■ **Task directions**:
Leave the pictures out and transcribe every record exactly.

■ **Stored records**:
▼▼▼
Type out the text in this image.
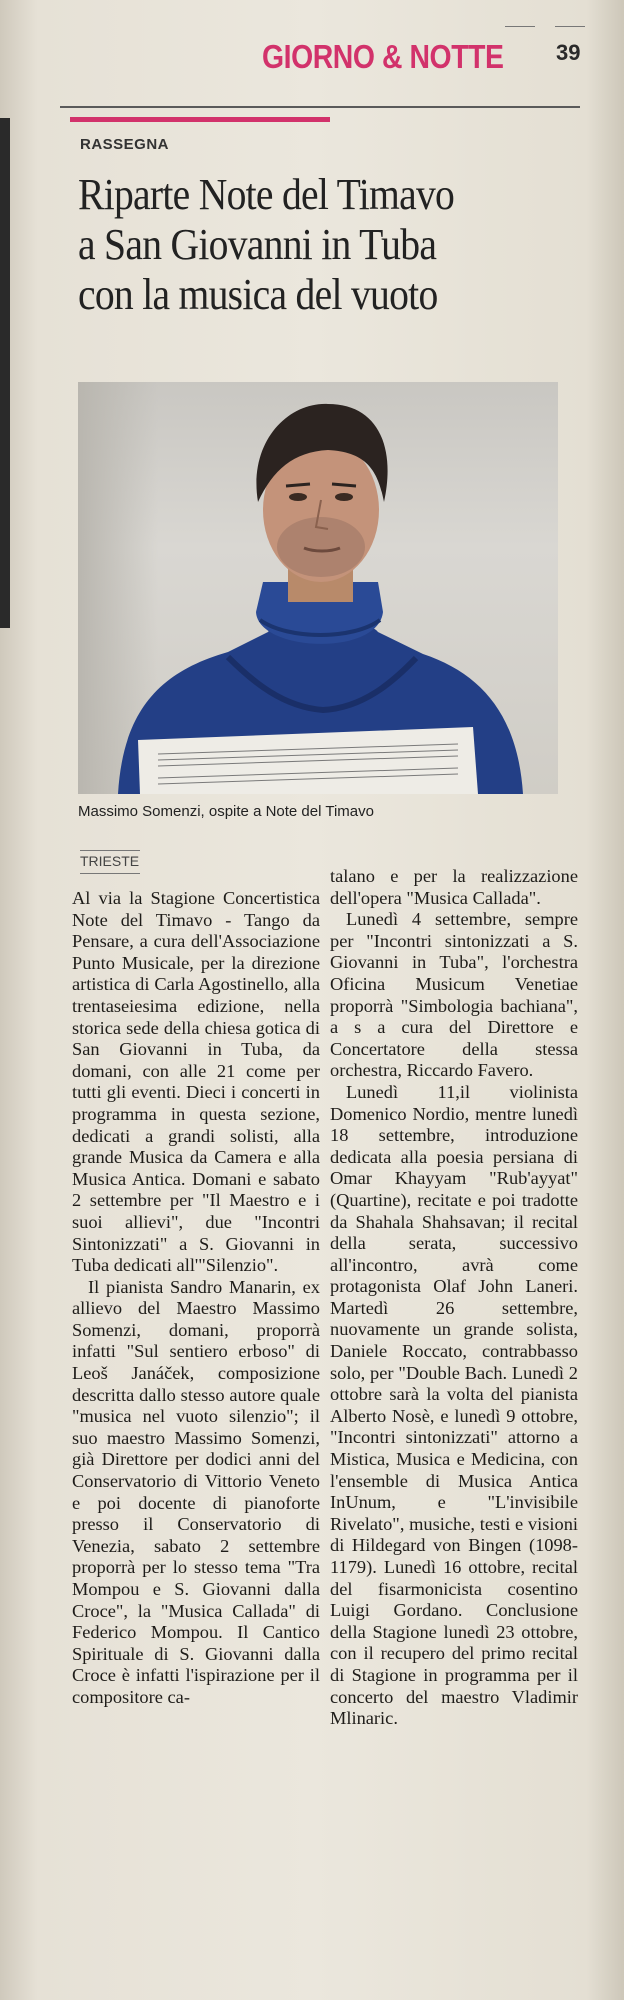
GIORNO & NOTTE 39
RASSEGNA
Riparte Note del Timavo
a San Giovanni in Tuba
con la musica del vuoto
Massimo Somenzi, ospite a Note del Timavo
TRIESTE

Al via la Stagione Concertistica Note del Timavo - Tango da Pensare, a cura dell'Associazione Punto Musicale, per la direzione artistica di Carla Agostinello, alla trentaseiesima edizione, nella storica sede della chiesa gotica di San Giovanni in Tuba, da domani, con alle 21 come per tutti gli eventi. Dieci i concerti in programma in questa sezione, dedicati a grandi solisti, alla grande Musica da Camera e alla Musica Antica. Domani e sabato 2 settembre per "Il Maestro e i suoi allievi", due "Incontri Sintonizzati" a S. Giovanni in Tuba dedicati all'"Silenzio".

Il pianista Sandro Manarin, ex allievo del Maestro Massimo Somenzi, domani, proporrà infatti "Sul sentiero erboso" di Leoš Janáček, composizione descritta dallo stesso autore quale "musica nel vuoto silenzio"; il suo maestro Massimo Somenzi, già Direttore per dodici anni del Conservatorio di Vittorio Veneto e poi docente di pianoforte presso il Conservatorio di Venezia, sabato 2 settembre proporrà per lo stesso tema "Tra Mompou e S. Giovanni dalla Croce", la "Musica Callada" di Federico Mompou. Il Cantico Spirituale di S. Giovanni dalla Croce è infatti l'ispirazione per il compositore ca-

talano e per la realizzazione dell'opera "Musica Callada".

Lunedì 4 settembre, sempre per "Incontri sintonizzati a S. Giovanni in Tuba", l'orchestra Oficina Musicum Venetiae proporrà "Simbologia bachiana", a s a cura del Direttore e Concertatore della stessa orchestra, Riccardo Favero.

Lunedì 11,il violinista Domenico Nordio, mentre lunedì 18 settembre, introduzione dedicata alla poesia persiana di Omar Khayyam "Rub'ayyat" (Quartine), recitate e poi tradotte da Shahala Shahsavan; il recital della serata, successivo all'incontro, avrà come protagonista Olaf John Laneri. Martedì 26 settembre, nuovamente un grande solista, Daniele Roccato, contrabbasso solo, per "Double Bach. Lunedì 2 ottobre sarà la volta del pianista Alberto Nosè, e lunedì 9 ottobre, "Incontri sintonizzati" attorno a Mistica, Musica e Medicina, con l'ensemble di Musica Antica InUnum, e "L'invisibile Rivelato", musiche, testi e visioni di Hildegard von Bingen (1098-1179). Lunedì 16 ottobre, recital del fisarmonicista cosentino Luigi Gordano. Conclusione della Stagione lunedì 23 ottobre, con il recupero del primo recital di Stagione in programma per il concerto del maestro Vladimir Mlinaric.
▲▲▲
■ **Output below**:
Type out the text in this image.
GIORNO & NOTTE 39
RASSEGNA
Riparte Note del Timavo
a San Giovanni in Tuba
con la musica del vuoto
Massimo Somenzi, ospite a Note del Timavo
TRIESTE

Al via la Stagione Concertistica Note del Timavo - Tango da Pensare, a cura dell'Associazione Punto Musicale, per la direzione artistica di Carla Agostinello, alla trentaseiesima edizione, nella storica sede della chiesa gotica di San Giovanni in Tuba, da domani, con alle 21 come per tutti gli eventi. Dieci i concerti in programma in questa sezione, dedicati a grandi solisti, alla grande Musica da Camera e alla Musica Antica. Domani e sabato 2 settembre per "Il Maestro e i suoi allievi", due "Incontri Sintonizzati" a S. Giovanni in Tuba dedicati all'"Silenzio".

Il pianista Sandro Manarin, ex allievo del Maestro Massimo Somenzi, domani, proporrà infatti "Sul sentiero erboso" di Leoš Janáček, composizione descritta dallo stesso autore quale "musica nel vuoto silenzio"; il suo maestro Massimo Somenzi, già Direttore per dodici anni del Conservatorio di Vittorio Veneto e poi docente di pianoforte presso il Conservatorio di Venezia, sabato 2 settembre proporrà per lo stesso tema "Tra Mompou e S. Giovanni dalla Croce", la "Musica Callada" di Federico Mompou. Il Cantico Spirituale di S. Giovanni dalla Croce è infatti l'ispirazione per il compositore ca-

talano e per la realizzazione dell'opera "Musica Callada".

Lunedì 4 settembre, sempre per "Incontri sintonizzati a S. Giovanni in Tuba", l'orchestra Oficina Musicum Venetiae proporrà "Simbologia bachiana", a s a cura del Direttore e Concertatore della stessa orchestra, Riccardo Favero.

Lunedì 11,il violinista Domenico Nordio, mentre lunedì 18 settembre, introduzione dedicata alla poesia persiana di Omar Khayyam "Rub'ayyat" (Quartine), recitate e poi tradotte da Shahala Shahsavan; il recital della serata, successivo all'incontro, avrà come protagonista Olaf John Laneri. Martedì 26 settembre, nuovamente un grande solista, Daniele Roccato, contrabbasso solo, per "Double Bach. Lunedì 2 ottobre sarà la volta del pianista Alberto Nosè, e lunedì 9 ottobre, "Incontri sintonizzati" attorno a Mistica, Musica e Medicina, con l'ensemble di Musica Antica InUnum, e "L'invisibile Rivelato", musiche, testi e visioni di Hildegard von Bingen (1098-1179). Lunedì 16 ottobre, recital del fisarmonicista cosentino Luigi Gordano. Conclusione della Stagione lunedì 23 ottobre, con il recupero del primo recital di Stagione in programma per il concerto del maestro Vladimir Mlinaric.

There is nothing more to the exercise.